--- Start ---

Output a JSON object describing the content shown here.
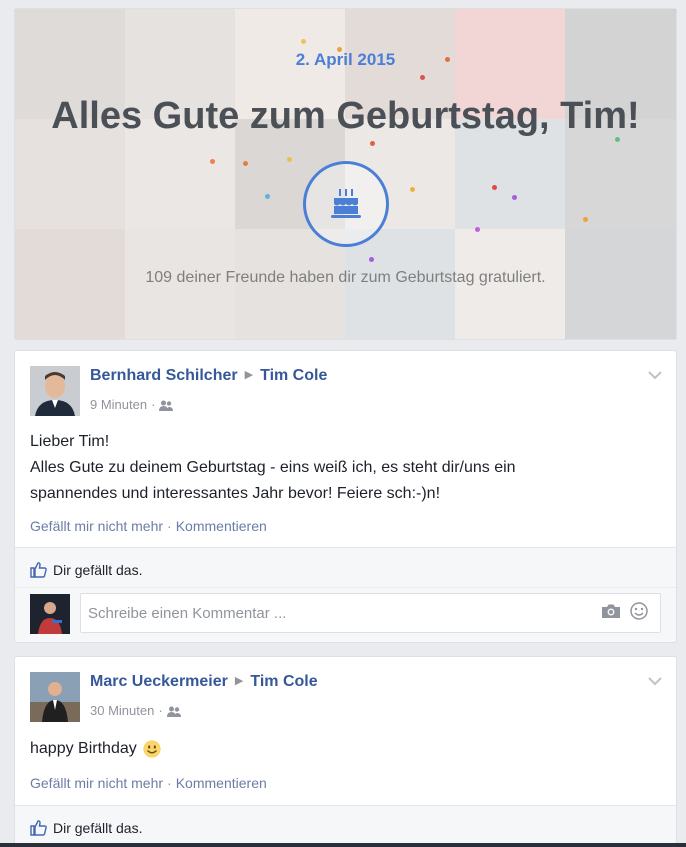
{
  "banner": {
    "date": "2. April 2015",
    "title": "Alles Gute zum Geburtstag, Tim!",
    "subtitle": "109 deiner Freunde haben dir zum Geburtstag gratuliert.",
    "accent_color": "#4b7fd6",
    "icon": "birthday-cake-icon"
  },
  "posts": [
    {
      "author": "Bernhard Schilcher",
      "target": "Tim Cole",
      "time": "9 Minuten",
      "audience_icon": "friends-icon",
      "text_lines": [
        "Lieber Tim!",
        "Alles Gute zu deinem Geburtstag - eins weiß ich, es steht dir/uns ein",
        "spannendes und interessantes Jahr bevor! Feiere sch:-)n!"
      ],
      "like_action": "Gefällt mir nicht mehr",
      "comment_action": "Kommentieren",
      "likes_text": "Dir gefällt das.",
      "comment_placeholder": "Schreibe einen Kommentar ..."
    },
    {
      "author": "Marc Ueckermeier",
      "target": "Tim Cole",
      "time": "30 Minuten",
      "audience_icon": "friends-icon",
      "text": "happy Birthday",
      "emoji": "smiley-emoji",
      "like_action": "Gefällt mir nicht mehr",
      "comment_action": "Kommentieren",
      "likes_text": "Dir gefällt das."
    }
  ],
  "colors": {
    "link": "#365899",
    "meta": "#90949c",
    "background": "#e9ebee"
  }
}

--- End ---

■ **EXERCISE DIRECTIONS**
Print all entries exactly. The images do not belong in the copy.

■ **WRITTEN REPLY**
Output a JSON object describing the content shown here.
{
  "banner": {
    "date": "2. April 2015",
    "title": "Alles Gute zum Geburtstag, Tim!",
    "subtitle": "109 deiner Freunde haben dir zum Geburtstag gratuliert.",
    "accent_color": "#4b7fd6",
    "icon": "birthday-cake-icon"
  },
  "posts": [
    {
      "author": "Bernhard Schilcher",
      "target": "Tim Cole",
      "time": "9 Minuten",
      "audience_icon": "friends-icon",
      "text_lines": [
        "Lieber Tim!",
        "Alles Gute zu deinem Geburtstag - eins weiß ich, es steht dir/uns ein",
        "spannendes und interessantes Jahr bevor! Feiere sch:-)n!"
      ],
      "like_action": "Gefällt mir nicht mehr",
      "comment_action": "Kommentieren",
      "likes_text": "Dir gefällt das.",
      "comment_placeholder": "Schreibe einen Kommentar ..."
    },
    {
      "author": "Marc Ueckermeier",
      "target": "Tim Cole",
      "time": "30 Minuten",
      "audience_icon": "friends-icon",
      "text": "happy Birthday",
      "emoji": "smiley-emoji",
      "like_action": "Gefällt mir nicht mehr",
      "comment_action": "Kommentieren",
      "likes_text": "Dir gefällt das."
    }
  ],
  "colors": {
    "link": "#365899",
    "meta": "#90949c",
    "background": "#e9ebee"
  }
}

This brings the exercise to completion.